DATA TO PROCESS:

- - - - -

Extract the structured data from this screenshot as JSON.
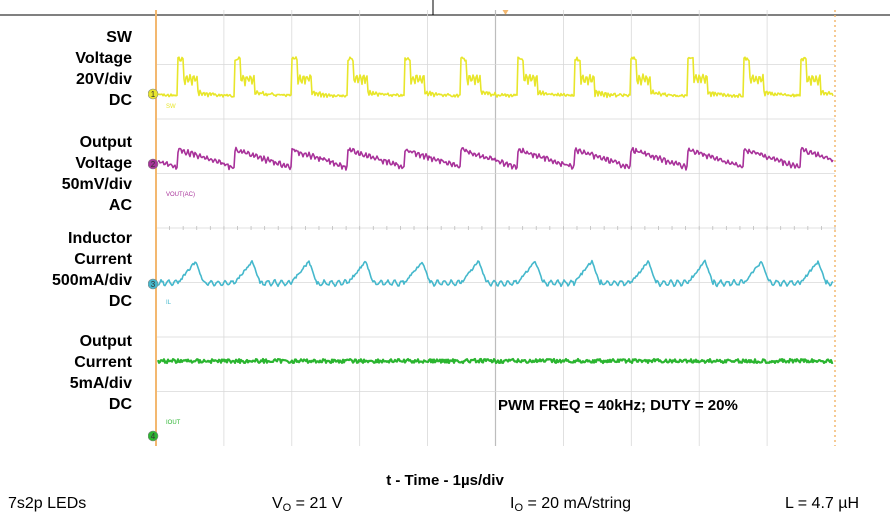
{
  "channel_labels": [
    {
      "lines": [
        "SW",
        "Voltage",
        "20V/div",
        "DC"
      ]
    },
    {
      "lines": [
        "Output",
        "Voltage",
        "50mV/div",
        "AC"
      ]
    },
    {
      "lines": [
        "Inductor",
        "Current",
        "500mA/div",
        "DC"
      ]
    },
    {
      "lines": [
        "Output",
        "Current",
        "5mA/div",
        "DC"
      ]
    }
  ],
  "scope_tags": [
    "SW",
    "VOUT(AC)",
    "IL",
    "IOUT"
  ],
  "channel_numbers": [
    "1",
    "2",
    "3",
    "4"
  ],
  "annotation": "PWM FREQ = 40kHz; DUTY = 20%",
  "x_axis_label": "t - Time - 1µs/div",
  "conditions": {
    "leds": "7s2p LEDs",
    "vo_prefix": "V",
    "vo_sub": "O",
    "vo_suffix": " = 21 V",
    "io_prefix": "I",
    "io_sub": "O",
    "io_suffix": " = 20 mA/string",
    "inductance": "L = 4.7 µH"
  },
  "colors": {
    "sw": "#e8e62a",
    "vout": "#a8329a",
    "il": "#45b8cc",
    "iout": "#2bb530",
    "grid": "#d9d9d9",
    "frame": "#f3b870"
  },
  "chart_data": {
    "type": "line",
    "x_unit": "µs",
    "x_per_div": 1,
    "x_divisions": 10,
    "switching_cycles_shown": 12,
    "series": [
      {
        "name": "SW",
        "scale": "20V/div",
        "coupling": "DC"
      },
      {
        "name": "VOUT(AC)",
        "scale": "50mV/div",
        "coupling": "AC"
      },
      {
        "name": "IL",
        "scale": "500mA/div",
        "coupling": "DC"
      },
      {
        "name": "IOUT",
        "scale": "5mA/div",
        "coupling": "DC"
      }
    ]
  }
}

- - - - -

GIVEN EXERCISE: In the entries above, count each line that holds "name". Give the total and nothing else.

WRITTEN REPLY: 4